• **What to work on**: Reproduce the material in full, exactly as written.

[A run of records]
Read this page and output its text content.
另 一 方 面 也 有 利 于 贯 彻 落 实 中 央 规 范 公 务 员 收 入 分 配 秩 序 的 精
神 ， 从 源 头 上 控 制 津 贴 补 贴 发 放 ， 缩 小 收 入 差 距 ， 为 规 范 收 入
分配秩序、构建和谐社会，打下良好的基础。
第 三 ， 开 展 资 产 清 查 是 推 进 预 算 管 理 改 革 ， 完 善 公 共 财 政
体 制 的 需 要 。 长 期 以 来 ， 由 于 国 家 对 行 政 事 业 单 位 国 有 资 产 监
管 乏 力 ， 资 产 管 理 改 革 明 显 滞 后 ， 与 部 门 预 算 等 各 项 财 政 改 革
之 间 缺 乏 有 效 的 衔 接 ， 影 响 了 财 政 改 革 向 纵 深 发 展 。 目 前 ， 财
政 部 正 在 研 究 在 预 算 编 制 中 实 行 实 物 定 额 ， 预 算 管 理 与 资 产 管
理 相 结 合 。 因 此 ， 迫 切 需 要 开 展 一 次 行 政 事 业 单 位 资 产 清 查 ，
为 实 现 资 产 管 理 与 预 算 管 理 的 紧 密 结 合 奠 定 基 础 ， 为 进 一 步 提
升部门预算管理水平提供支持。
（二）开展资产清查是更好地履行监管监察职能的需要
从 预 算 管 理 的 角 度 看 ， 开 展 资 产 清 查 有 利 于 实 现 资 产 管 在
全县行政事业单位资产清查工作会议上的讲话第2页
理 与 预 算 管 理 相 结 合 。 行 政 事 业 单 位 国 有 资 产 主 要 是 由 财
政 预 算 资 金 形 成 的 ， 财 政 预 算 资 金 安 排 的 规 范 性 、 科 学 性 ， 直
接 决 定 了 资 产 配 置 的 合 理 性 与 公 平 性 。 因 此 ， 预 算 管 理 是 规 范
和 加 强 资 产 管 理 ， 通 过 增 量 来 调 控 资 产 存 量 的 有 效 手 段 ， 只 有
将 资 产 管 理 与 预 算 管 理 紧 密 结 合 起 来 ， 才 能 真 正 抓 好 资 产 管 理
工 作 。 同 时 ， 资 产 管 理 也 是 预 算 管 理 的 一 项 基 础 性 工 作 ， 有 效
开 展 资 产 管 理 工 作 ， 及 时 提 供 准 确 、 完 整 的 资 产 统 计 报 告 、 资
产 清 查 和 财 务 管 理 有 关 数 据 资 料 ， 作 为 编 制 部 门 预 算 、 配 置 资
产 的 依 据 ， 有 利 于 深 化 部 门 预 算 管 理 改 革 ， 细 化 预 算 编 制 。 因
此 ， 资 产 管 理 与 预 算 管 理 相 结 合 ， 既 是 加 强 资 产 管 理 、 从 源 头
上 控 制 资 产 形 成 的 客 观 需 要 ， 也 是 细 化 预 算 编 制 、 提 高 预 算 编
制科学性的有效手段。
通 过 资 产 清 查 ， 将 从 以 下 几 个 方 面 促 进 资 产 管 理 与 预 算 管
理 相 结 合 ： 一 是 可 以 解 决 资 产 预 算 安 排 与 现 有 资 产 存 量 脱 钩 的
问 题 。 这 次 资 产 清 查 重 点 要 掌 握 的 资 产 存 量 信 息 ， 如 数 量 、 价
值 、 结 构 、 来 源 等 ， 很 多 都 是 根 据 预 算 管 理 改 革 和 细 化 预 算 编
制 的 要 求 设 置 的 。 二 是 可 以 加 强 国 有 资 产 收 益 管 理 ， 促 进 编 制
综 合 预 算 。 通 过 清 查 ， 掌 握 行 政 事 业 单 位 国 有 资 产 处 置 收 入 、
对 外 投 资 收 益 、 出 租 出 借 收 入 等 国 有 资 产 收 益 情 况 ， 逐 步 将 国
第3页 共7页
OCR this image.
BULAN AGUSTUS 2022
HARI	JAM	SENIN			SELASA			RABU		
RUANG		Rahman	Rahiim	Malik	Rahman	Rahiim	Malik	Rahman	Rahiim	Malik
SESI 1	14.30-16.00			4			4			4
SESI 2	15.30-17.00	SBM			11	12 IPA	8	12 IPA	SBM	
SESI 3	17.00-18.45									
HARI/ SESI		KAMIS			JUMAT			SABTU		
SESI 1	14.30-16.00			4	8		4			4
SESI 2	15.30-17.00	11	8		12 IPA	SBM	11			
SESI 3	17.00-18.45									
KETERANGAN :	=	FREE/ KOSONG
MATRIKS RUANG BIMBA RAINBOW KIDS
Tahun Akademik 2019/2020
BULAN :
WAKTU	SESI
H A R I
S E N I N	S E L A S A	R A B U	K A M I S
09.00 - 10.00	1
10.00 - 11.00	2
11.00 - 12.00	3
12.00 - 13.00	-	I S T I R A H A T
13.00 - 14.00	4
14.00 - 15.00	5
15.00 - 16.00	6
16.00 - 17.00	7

• **The reply**:
Read this page and output its text content.
另 一 方 面 也 有 利 于 贯 彻 落 实 中 央 规 范 公 务 员 收 入 分 配 秩 序 的 精
神 ， 从 源 头 上 控 制 津 贴 补 贴 发 放 ， 缩 小 收 入 差 距 ， 为 规 范 收 入
分配秩序、构建和谐社会，打下良好的基础。
第 三 ， 开 展 资 产 清 查 是 推 进 预 算 管 理 改 革 ， 完 善 公 共 财 政
体 制 的 需 要 。 长 期 以 来 ， 由 于 国 家 对 行 政 事 业 单 位 国 有 资 产 监
管 乏 力 ， 资 产 管 理 改 革 明 显 滞 后 ， 与 部 门 预 算 等 各 项 财 政 改 革
之 间 缺 乏 有 效 的 衔 接 ， 影 响 了 财 政 改 革 向 纵 深 发 展 。 目 前 ， 财
政 部 正 在 研 究 在 预 算 编 制 中 实 行 实 物 定 额 ， 预 算 管 理 与 资 产 管
理 相 结 合 。 因 此 ， 迫 切 需 要 开 展 一 次 行 政 事 业 单 位 资 产 清 查 ，
为 实 现 资 产 管 理 与 预 算 管 理 的 紧 密 结 合 奠 定 基 础 ， 为 进 一 步 提
升部门预算管理水平提供支持。
（二）开展资产清查是更好地履行监管监察职能的需要
从 预 算 管 理 的 角 度 看 ， 开 展 资 产 清 查 有 利 于 实 现 资 产 管 在
全县行政事业单位资产清查工作会议上的讲话第2页
理 与 预 算 管 理 相 结 合 。 行 政 事 业 单 位 国 有 资 产 主 要 是 由 财
政 预 算 资 金 形 成 的 ， 财 政 预 算 资 金 安 排 的 规 范 性 、 科 学 性 ， 直
接 决 定 了 资 产 配 置 的 合 理 性 与 公 平 性 。 因 此 ， 预 算 管 理 是 规 范
和 加 强 资 产 管 理 ， 通 过 增 量 来 调 控 资 产 存 量 的 有 效 手 段 ， 只 有
将 资 产 管 理 与 预 算 管 理 紧 密 结 合 起 来 ， 才 能 真 正 抓 好 资 产 管 理
工 作 。 同 时 ， 资 产 管 理 也 是 预 算 管 理 的 一 项 基 础 性 工 作 ， 有 效
开 展 资 产 管 理 工 作 ， 及 时 提 供 准 确 、 完 整 的 资 产 统 计 报 告 、 资
产 清 查 和 财 务 管 理 有 关 数 据 资 料 ， 作 为 编 制 部 门 预 算 、 配 置 资
产 的 依 据 ， 有 利 于 深 化 部 门 预 算 管 理 改 革 ， 细 化 预 算 编 制 。 因
此 ， 资 产 管 理 与 预 算 管 理 相 结 合 ， 既 是 加 强 资 产 管 理 、 从 源 头
上 控 制 资 产 形 成 的 客 观 需 要 ， 也 是 细 化 预 算 编 制 、 提 高 预 算 编
制科学性的有效手段。
通 过 资 产 清 查 ， 将 从 以 下 几 个 方 面 促 进 资 产 管 理 与 预 算 管
理 相 结 合 ： 一 是 可 以 解 决 资 产 预 算 安 排 与 现 有 资 产 存 量 脱 钩 的
问 题 。 这 次 资 产 清 查 重 点 要 掌 握 的 资 产 存 量 信 息 ， 如 数 量 、 价
值 、 结 构 、 来 源 等 ， 很 多 都 是 根 据 预 算 管 理 改 革 和 细 化 预 算 编
制 的 要 求 设 置 的 。 二 是 可 以 加 强 国 有 资 产 收 益 管 理 ， 促 进 编 制
综 合 预 算 。 通 过 清 查 ， 掌 握 行 政 事 业 单 位 国 有 资 产 处 置 收 入 、
对 外 投 资 收 益 、 出 租 出 借 收 入 等 国 有 资 产 收 益 情 况 ， 逐 步 将 国
第3页 共7页
OCR this image.
BULAN AGUSTUS 2022
HARI	JAM	SENIN			SELASA			RABU		
RUANG		Rahman	Rahiim	Malik	Rahman	Rahiim	Malik	Rahman	Rahiim	Malik
SESI 1	14.30-16.00			4			4			4
SESI 2	15.30-17.00	SBM			11	12 IPA	8	12 IPA	SBM	
SESI 3	17.00-18.45									
HARI/ SESI		KAMIS			JUMAT			SABTU		
SESI 1	14.30-16.00			4	8		4			4
SESI 2	15.30-17.00	11	8		12 IPA	SBM	11			
SESI 3	17.00-18.45									
KETERANGAN :	=	FREE/ KOSONG
MATRIKS RUANG BIMBA RAINBOW KIDS
Tahun Akademik 2019/2020
BULAN :
WAKTU	SESI
H A R I
S E N I N	S E L A S A	R A B U	K A M I S
09.00 - 10.00	1
10.00 - 11.00	2
11.00 - 12.00	3
12.00 - 13.00	-	I S T I R A H A T
13.00 - 14.00	4
14.00 - 15.00	5
15.00 - 16.00	6
16.00 - 17.00	7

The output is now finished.